DATA PROVIDED -
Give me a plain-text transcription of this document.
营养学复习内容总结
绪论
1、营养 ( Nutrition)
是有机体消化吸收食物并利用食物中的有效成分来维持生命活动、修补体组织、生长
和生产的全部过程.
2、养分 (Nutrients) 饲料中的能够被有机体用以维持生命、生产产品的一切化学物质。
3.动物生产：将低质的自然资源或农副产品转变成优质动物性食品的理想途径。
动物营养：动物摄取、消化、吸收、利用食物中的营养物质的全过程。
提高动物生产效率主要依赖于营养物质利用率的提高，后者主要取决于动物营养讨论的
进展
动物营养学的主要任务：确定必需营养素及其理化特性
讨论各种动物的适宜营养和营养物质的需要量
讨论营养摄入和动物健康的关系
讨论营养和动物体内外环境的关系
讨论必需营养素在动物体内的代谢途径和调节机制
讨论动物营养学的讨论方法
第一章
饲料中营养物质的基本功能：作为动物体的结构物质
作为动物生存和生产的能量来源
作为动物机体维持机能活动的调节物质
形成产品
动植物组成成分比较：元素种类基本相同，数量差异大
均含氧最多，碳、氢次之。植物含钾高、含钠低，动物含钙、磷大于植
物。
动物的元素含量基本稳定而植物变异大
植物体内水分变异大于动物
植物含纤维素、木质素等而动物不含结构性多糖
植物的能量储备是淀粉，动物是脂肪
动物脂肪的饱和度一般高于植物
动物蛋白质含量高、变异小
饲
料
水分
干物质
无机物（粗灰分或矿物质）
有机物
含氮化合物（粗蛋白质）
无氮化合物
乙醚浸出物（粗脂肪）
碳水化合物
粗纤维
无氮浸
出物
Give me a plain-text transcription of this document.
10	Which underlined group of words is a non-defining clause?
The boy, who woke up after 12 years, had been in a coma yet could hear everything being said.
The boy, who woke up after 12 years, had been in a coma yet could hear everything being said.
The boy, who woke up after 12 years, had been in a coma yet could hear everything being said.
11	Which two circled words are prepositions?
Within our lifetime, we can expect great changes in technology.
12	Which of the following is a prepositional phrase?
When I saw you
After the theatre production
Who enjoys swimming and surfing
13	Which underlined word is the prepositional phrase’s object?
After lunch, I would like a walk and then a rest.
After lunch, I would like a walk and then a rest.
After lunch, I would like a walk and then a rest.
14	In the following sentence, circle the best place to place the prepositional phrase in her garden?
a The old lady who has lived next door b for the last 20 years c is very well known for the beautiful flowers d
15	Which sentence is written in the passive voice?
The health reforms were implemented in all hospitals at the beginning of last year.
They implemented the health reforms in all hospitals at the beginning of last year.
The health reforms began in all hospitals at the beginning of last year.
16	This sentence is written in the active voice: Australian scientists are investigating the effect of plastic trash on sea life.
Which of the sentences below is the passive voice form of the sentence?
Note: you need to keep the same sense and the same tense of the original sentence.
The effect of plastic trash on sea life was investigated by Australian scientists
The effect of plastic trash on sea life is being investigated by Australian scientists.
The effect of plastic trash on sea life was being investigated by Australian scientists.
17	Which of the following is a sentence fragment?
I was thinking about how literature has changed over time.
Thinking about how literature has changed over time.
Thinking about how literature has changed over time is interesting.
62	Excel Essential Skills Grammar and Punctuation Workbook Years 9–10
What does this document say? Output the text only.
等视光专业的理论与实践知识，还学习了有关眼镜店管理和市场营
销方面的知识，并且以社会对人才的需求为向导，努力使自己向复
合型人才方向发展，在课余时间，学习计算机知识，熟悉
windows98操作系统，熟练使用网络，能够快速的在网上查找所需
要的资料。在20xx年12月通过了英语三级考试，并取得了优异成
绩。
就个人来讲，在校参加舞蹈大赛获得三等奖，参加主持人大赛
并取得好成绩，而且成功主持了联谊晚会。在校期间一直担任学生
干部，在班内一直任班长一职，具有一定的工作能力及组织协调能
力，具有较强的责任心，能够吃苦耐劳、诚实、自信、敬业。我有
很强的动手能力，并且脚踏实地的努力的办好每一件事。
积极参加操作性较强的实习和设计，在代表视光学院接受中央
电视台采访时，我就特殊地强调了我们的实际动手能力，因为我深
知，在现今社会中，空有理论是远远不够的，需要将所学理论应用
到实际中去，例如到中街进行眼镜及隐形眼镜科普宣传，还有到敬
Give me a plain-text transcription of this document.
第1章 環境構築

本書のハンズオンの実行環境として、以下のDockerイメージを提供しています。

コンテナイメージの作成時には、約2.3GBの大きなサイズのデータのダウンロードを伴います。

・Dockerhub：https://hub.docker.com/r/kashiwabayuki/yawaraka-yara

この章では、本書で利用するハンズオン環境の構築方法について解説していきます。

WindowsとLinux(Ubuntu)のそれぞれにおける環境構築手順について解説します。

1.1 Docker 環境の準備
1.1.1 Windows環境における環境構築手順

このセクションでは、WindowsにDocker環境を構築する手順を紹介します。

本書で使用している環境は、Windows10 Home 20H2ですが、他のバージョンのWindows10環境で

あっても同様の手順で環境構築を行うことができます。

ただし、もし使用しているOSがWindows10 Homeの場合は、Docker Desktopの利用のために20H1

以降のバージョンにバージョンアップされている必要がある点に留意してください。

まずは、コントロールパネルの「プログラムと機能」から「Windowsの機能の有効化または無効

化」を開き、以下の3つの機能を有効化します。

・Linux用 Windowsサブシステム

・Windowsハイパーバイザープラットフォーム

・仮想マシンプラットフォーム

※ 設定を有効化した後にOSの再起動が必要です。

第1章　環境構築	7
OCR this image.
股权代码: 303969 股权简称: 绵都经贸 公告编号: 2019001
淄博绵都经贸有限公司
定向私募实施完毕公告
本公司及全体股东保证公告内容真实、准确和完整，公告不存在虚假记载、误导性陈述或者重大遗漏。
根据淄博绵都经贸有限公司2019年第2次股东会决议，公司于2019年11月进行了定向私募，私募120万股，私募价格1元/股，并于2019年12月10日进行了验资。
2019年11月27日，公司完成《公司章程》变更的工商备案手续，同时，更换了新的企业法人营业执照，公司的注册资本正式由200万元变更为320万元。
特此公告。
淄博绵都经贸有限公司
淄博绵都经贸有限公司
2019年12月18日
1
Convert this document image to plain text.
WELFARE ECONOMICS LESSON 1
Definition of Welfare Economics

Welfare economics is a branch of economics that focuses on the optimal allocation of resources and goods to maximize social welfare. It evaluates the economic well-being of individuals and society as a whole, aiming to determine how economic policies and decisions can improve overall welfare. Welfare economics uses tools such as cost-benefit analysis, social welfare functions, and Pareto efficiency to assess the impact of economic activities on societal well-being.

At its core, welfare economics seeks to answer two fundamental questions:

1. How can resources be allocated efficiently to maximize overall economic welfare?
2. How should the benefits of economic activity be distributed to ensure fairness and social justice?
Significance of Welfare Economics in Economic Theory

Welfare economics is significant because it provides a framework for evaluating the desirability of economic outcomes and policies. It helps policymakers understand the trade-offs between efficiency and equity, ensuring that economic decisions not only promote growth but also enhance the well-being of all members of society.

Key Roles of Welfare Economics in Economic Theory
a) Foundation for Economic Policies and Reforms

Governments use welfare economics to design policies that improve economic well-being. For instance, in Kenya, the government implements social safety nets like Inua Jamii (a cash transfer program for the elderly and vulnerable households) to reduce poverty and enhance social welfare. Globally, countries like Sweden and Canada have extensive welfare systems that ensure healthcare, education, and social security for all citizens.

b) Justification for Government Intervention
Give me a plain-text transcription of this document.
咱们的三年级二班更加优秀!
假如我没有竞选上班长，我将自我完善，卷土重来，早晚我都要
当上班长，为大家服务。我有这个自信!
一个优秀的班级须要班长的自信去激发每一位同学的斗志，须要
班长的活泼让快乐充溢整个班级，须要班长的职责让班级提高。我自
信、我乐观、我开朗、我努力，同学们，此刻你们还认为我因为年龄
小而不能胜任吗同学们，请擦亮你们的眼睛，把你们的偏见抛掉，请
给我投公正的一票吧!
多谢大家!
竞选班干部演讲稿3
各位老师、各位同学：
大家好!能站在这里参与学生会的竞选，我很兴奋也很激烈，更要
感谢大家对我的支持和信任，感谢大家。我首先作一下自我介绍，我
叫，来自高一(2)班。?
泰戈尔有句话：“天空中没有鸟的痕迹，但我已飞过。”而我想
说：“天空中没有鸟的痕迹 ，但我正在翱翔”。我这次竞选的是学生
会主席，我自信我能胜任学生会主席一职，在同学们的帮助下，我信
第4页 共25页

PROBLEM -
List the lines of the records where "words" occurs.

CORRECT ANSWER -
10	Which underlined group of words is a non-defining clause?
11	Which two circled words are prepositions?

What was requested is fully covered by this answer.